» **WHAT IS EXPECTED**: Search the entries below. Return every line that has "Circolo" in it.
◆ ◆ ◆ ◆ ◆
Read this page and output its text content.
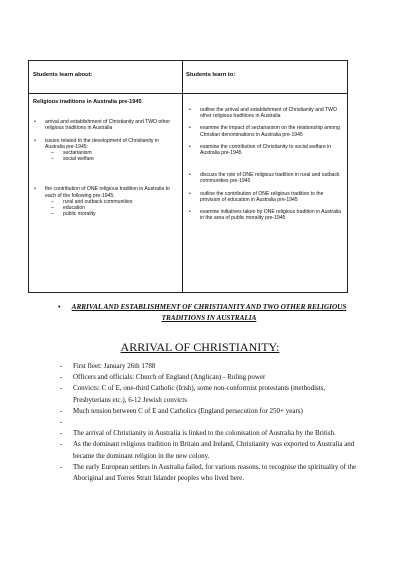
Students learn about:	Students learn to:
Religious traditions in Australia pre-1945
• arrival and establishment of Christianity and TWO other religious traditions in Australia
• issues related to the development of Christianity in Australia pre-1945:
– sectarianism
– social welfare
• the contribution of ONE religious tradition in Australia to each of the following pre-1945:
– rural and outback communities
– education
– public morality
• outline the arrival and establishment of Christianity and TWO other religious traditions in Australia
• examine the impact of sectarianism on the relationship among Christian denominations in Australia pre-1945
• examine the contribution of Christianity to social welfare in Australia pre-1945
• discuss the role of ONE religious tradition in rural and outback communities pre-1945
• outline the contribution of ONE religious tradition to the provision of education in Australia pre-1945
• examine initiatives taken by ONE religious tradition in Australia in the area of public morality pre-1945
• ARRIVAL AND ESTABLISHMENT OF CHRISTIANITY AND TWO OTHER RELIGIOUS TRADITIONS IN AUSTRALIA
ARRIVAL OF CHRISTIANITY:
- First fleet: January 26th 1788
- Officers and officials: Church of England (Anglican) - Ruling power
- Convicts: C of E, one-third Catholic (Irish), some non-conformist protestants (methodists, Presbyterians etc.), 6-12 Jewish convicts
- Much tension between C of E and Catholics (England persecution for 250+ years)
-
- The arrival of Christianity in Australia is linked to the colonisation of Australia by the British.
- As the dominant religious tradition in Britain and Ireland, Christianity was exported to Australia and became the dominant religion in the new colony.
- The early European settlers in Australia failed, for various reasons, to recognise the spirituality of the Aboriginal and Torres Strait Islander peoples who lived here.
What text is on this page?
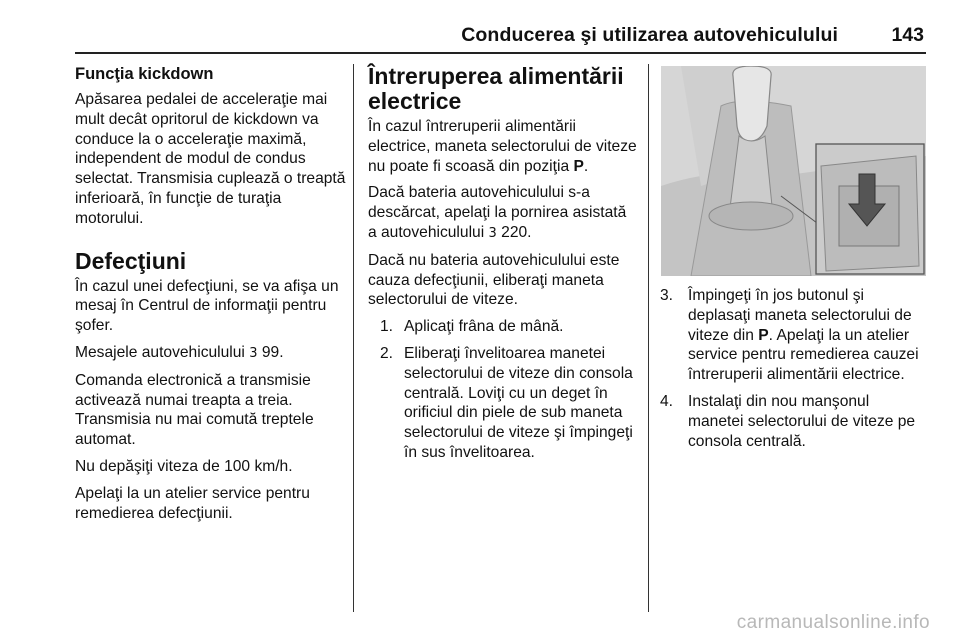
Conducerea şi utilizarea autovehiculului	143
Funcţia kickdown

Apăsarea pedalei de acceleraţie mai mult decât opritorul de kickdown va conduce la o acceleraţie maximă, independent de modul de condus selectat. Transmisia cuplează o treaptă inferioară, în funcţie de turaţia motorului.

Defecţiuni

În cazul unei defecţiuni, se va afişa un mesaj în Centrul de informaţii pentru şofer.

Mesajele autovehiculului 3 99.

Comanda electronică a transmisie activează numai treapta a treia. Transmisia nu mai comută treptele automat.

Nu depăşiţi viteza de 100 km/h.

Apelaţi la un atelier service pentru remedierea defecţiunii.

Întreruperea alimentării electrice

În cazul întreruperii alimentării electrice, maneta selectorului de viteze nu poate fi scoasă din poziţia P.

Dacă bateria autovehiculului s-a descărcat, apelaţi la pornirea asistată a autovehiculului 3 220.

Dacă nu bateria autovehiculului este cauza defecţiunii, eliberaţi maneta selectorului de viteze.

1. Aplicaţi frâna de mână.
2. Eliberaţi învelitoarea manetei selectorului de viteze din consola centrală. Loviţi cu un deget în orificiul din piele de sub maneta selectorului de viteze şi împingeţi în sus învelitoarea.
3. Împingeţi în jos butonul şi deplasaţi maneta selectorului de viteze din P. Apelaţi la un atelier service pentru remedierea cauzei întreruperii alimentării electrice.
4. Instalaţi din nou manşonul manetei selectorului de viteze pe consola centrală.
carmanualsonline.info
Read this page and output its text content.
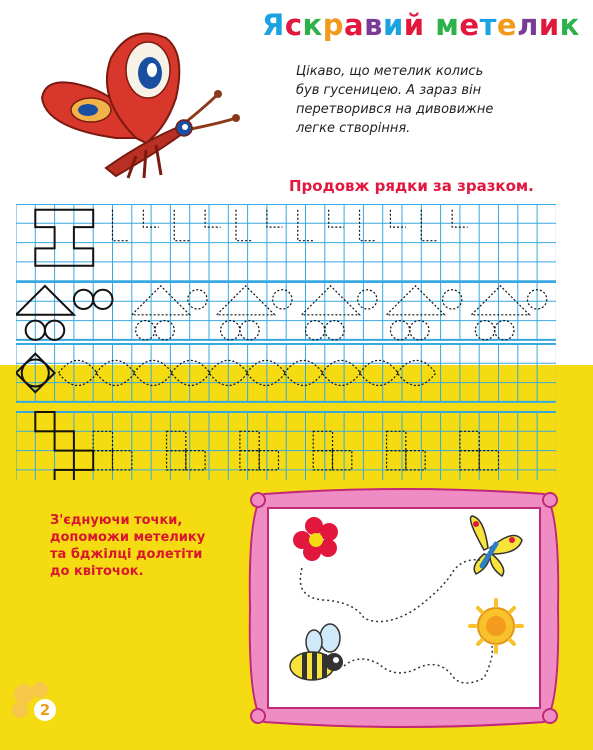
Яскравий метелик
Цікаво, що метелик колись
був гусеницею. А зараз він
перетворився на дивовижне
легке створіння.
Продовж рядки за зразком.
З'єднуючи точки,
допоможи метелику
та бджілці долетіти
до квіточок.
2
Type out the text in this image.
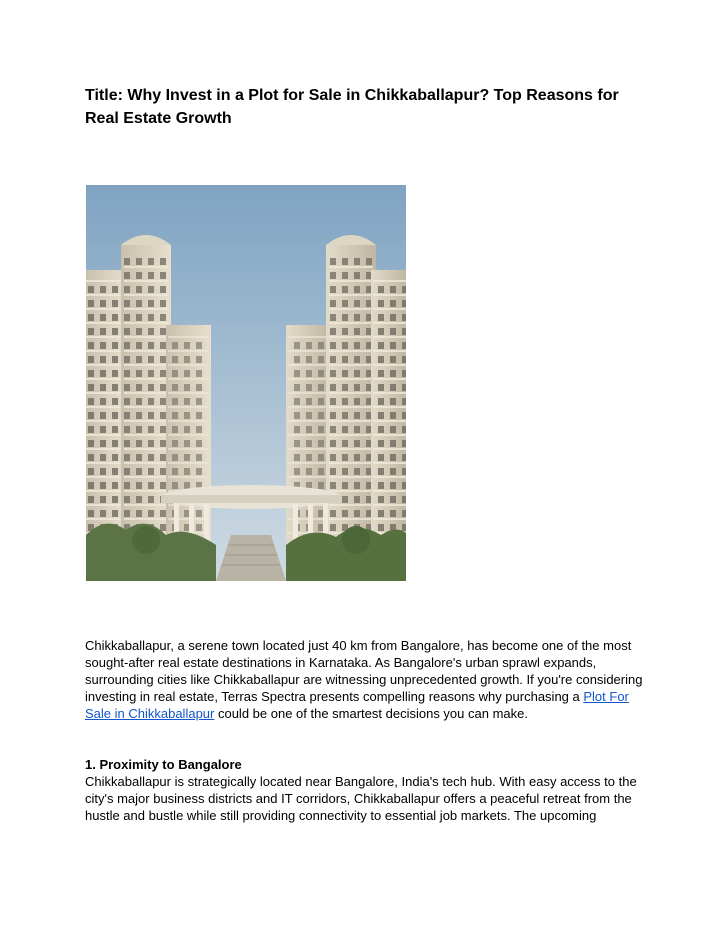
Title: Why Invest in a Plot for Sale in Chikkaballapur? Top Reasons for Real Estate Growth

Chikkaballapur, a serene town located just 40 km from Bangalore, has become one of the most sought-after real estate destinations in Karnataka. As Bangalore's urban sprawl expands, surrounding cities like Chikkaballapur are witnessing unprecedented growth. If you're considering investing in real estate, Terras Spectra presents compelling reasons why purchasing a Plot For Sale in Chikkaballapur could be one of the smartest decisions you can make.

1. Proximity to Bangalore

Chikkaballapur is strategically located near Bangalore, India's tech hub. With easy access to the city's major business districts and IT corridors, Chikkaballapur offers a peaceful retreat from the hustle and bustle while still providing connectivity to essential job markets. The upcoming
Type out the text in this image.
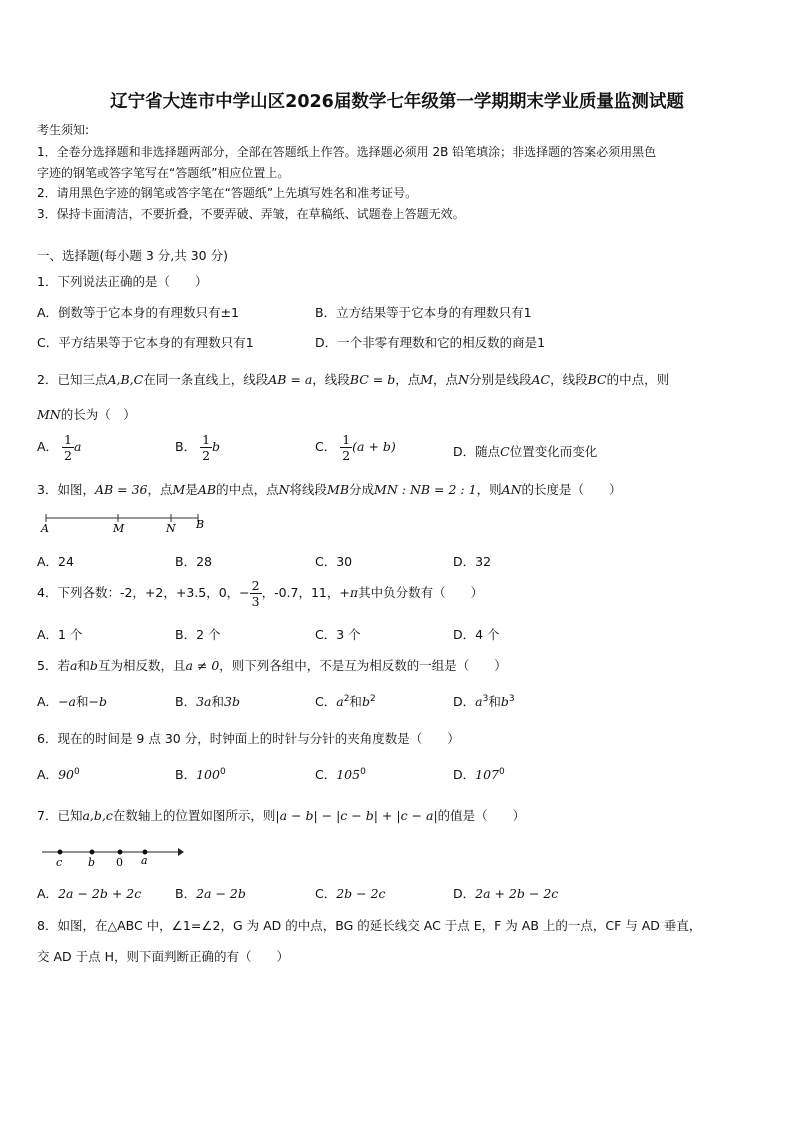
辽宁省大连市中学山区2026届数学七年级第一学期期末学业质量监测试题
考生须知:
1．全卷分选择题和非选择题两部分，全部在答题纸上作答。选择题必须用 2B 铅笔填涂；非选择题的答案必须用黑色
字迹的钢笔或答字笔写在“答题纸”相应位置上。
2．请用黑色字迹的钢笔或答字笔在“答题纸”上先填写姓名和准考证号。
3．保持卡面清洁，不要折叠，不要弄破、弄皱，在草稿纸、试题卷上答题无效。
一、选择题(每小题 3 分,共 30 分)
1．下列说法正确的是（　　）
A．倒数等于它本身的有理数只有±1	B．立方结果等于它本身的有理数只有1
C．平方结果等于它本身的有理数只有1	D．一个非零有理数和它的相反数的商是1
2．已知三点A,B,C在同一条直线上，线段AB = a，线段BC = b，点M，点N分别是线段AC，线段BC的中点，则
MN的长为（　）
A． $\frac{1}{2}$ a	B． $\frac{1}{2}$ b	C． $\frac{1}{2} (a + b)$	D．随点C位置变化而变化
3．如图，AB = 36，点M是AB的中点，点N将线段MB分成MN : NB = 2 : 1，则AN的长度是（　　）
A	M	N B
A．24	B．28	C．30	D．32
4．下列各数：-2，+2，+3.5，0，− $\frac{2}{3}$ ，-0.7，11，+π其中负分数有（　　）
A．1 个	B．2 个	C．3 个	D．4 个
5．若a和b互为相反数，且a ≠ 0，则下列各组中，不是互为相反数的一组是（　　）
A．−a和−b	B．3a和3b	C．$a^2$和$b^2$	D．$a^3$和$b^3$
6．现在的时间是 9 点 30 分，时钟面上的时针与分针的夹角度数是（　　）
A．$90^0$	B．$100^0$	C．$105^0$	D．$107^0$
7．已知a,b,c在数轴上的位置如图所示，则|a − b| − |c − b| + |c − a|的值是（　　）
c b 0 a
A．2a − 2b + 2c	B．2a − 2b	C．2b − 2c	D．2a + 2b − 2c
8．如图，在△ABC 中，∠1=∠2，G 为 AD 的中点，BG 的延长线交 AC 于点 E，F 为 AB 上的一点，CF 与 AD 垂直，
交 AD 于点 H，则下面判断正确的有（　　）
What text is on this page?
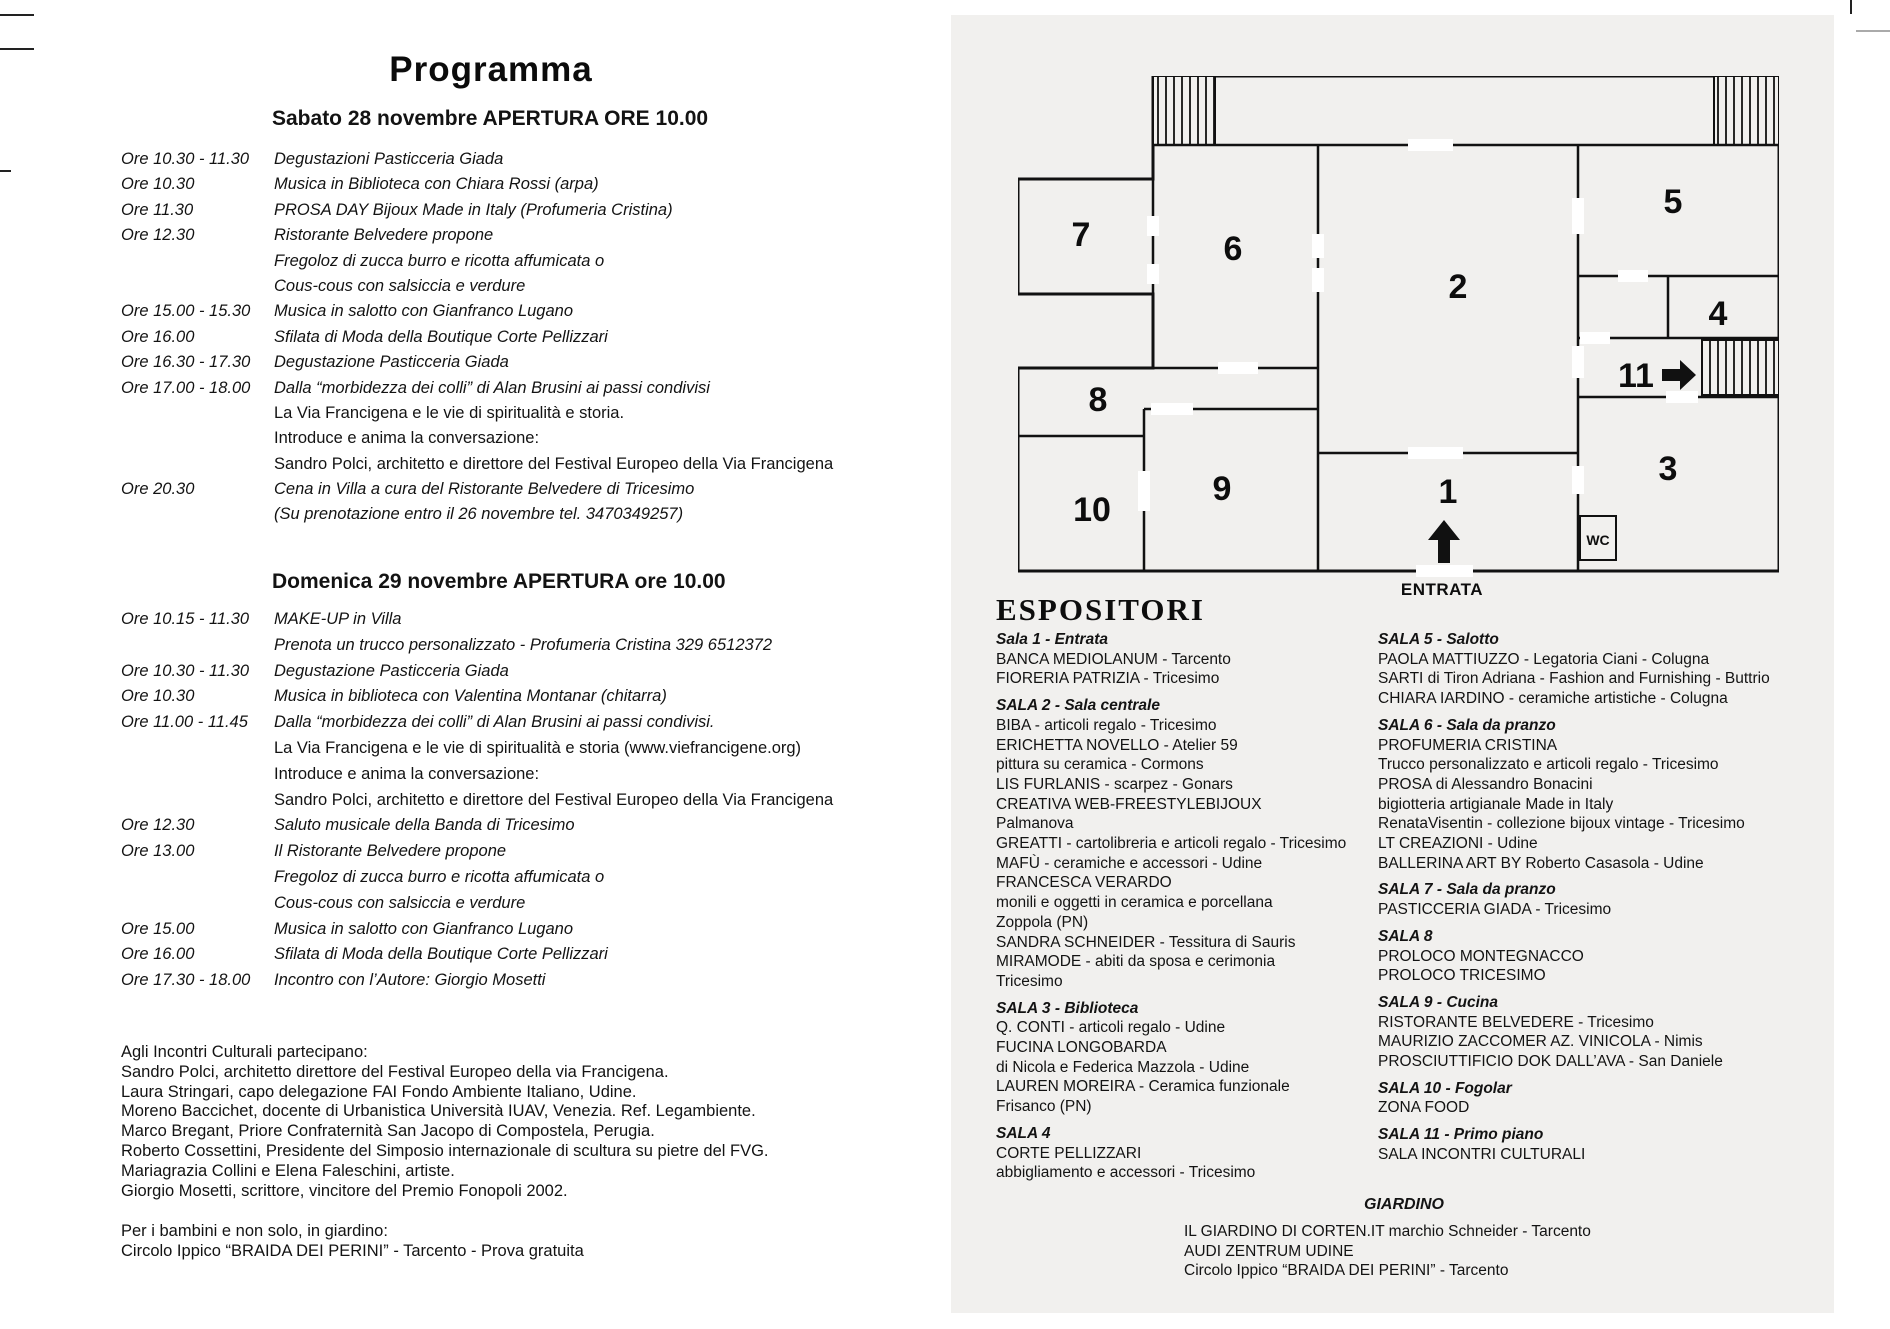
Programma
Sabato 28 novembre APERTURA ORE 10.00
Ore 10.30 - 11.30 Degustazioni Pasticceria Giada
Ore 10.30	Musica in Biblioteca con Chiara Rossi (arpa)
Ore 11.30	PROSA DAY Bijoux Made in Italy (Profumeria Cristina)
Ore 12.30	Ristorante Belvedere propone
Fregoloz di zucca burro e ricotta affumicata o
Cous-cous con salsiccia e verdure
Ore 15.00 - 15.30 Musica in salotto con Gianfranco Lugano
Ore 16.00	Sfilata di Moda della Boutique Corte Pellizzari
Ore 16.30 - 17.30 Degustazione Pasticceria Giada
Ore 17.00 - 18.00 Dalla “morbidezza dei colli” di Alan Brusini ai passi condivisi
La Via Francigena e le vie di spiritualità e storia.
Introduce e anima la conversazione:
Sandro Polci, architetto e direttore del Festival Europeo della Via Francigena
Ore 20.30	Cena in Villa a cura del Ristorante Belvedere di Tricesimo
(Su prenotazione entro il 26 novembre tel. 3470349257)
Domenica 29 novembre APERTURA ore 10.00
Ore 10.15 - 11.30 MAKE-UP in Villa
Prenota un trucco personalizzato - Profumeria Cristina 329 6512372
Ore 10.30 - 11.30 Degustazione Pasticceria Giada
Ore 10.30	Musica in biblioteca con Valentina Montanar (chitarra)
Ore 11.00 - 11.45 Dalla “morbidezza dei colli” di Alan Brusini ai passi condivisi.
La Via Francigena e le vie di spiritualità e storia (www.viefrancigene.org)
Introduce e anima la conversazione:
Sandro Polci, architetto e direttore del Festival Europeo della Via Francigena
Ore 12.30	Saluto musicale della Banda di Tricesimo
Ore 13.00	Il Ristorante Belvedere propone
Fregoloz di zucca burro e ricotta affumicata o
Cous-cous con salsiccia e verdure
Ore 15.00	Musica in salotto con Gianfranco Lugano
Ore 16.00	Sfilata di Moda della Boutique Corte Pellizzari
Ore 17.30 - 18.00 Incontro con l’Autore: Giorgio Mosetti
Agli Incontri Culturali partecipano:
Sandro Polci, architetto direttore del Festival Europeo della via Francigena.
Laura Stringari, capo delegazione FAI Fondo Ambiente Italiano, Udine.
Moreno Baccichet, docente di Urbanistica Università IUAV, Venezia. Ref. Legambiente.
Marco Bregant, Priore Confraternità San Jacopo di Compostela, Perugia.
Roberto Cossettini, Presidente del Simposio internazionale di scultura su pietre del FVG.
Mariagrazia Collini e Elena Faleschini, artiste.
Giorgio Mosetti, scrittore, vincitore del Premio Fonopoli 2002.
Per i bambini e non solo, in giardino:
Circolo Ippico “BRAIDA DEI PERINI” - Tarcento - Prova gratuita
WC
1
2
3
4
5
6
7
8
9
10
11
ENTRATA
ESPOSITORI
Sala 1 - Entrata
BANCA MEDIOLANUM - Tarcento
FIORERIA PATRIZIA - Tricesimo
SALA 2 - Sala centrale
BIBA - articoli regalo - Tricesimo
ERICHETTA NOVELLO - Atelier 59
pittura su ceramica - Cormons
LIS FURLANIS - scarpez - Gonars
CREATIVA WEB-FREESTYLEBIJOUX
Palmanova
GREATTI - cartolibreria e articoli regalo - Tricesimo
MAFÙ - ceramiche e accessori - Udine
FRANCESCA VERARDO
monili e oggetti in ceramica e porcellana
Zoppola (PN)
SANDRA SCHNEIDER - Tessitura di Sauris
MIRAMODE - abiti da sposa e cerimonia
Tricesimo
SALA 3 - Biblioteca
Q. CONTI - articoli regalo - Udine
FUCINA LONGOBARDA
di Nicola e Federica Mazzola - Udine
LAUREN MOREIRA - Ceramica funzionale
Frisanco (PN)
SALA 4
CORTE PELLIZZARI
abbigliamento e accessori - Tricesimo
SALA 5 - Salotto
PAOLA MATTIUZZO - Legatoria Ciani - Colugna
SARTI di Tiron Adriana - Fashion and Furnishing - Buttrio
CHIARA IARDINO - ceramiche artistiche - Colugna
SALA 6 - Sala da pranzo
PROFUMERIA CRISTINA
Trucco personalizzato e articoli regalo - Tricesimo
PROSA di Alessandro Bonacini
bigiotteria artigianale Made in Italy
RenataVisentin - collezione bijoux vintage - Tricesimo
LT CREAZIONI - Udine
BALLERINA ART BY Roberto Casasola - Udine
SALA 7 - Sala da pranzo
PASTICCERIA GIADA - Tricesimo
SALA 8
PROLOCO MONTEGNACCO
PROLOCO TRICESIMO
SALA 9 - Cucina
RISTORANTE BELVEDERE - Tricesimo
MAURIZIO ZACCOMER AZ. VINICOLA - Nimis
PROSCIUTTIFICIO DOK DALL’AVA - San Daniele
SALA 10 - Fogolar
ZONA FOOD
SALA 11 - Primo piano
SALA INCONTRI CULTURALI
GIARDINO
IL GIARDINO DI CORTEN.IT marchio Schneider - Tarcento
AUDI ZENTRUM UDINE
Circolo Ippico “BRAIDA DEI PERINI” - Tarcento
◆ ◆ ◆ ◆ ◆
» **SOLUTION TO THIS TASK**:
Circolo Ippico “BRAIDA DEI PERINI” - Tarcento - Prova gratuita
Circolo Ippico “BRAIDA DEI PERINI” - Tarcento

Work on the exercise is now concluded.